■ Instructions for the task ■
Go through the entries below and retype them exactly, omitting each picture.

>>>>>

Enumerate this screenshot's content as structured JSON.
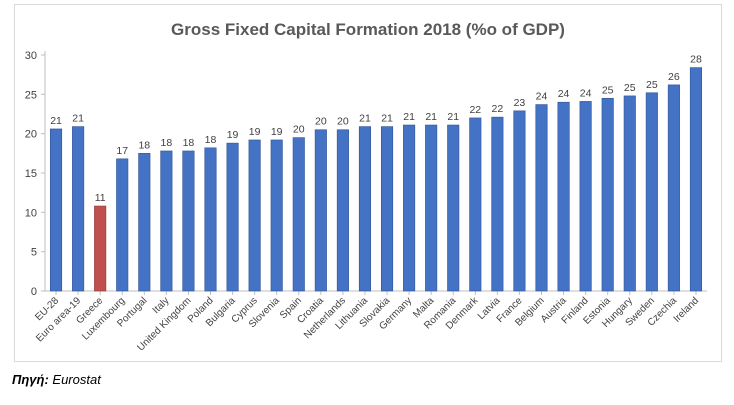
{
  "chart_data": {
    "type": "bar",
    "title": "Gross Fixed Capital Formation 2018 (%o of GDP)",
    "categories": [
      "EU-28",
      "Euro area-19",
      "Greece",
      "Luxembourg",
      "Portugal",
      "Italy",
      "United Kingdom",
      "Poland",
      "Bulgaria",
      "Cyprus",
      "Slovenia",
      "Spain",
      "Croatia",
      "Netherlands",
      "Lithuania",
      "Slovakia",
      "Germany",
      "Malta",
      "Romania",
      "Denmark",
      "Latvia",
      "France",
      "Belgium",
      "Austria",
      "Finland",
      "Estonia",
      "Hungary",
      "Sweden",
      "Czechia",
      "Ireland"
    ],
    "values": [
      20.6,
      20.9,
      10.8,
      16.8,
      17.5,
      17.8,
      17.8,
      18.2,
      18.8,
      19.2,
      19.2,
      19.5,
      20.5,
      20.5,
      20.9,
      20.9,
      21.1,
      21.1,
      21.1,
      22.0,
      22.1,
      22.9,
      23.7,
      24.0,
      24.1,
      24.5,
      24.8,
      25.2,
      26.2,
      28.4
    ],
    "value_labels": [
      "21",
      "21",
      "11",
      "17",
      "18",
      "18",
      "18",
      "18",
      "19",
      "19",
      "19",
      "20",
      "20",
      "20",
      "21",
      "21",
      "21",
      "21",
      "21",
      "22",
      "22",
      "23",
      "24",
      "24",
      "24",
      "25",
      "25",
      "25",
      "26",
      "28"
    ],
    "highlight_category": "Greece",
    "ylim": [
      0,
      30
    ],
    "yticks": [
      0,
      5,
      10,
      15,
      20,
      25,
      30
    ],
    "xlabel": "",
    "ylabel": "",
    "grid": false,
    "legend": false,
    "colors": {
      "bar": "#4472c4",
      "bar_highlight": "#c0504d",
      "axis": "#bfbfbf",
      "text": "#404040",
      "title": "#595959"
    }
  },
  "source": {
    "label": "Πηγή:",
    "value": "Eurostat"
  }
}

<<<<<

■ Problem solution ■
Enumerate this screenshot's content as structured JSON.
{
  "chart_data": {
    "type": "bar",
    "title": "Gross Fixed Capital Formation 2018 (%o of GDP)",
    "categories": [
      "EU-28",
      "Euro area-19",
      "Greece",
      "Luxembourg",
      "Portugal",
      "Italy",
      "United Kingdom",
      "Poland",
      "Bulgaria",
      "Cyprus",
      "Slovenia",
      "Spain",
      "Croatia",
      "Netherlands",
      "Lithuania",
      "Slovakia",
      "Germany",
      "Malta",
      "Romania",
      "Denmark",
      "Latvia",
      "France",
      "Belgium",
      "Austria",
      "Finland",
      "Estonia",
      "Hungary",
      "Sweden",
      "Czechia",
      "Ireland"
    ],
    "values": [
      20.6,
      20.9,
      10.8,
      16.8,
      17.5,
      17.8,
      17.8,
      18.2,
      18.8,
      19.2,
      19.2,
      19.5,
      20.5,
      20.5,
      20.9,
      20.9,
      21.1,
      21.1,
      21.1,
      22.0,
      22.1,
      22.9,
      23.7,
      24.0,
      24.1,
      24.5,
      24.8,
      25.2,
      26.2,
      28.4
    ],
    "value_labels": [
      "21",
      "21",
      "11",
      "17",
      "18",
      "18",
      "18",
      "18",
      "19",
      "19",
      "19",
      "20",
      "20",
      "20",
      "21",
      "21",
      "21",
      "21",
      "21",
      "22",
      "22",
      "23",
      "24",
      "24",
      "24",
      "25",
      "25",
      "25",
      "26",
      "28"
    ],
    "highlight_category": "Greece",
    "ylim": [
      0,
      30
    ],
    "yticks": [
      0,
      5,
      10,
      15,
      20,
      25,
      30
    ],
    "xlabel": "",
    "ylabel": "",
    "grid": false,
    "legend": false,
    "colors": {
      "bar": "#4472c4",
      "bar_highlight": "#c0504d",
      "axis": "#bfbfbf",
      "text": "#404040",
      "title": "#595959"
    }
  },
  "source": {
    "label": "Πηγή:",
    "value": "Eurostat"
  }
}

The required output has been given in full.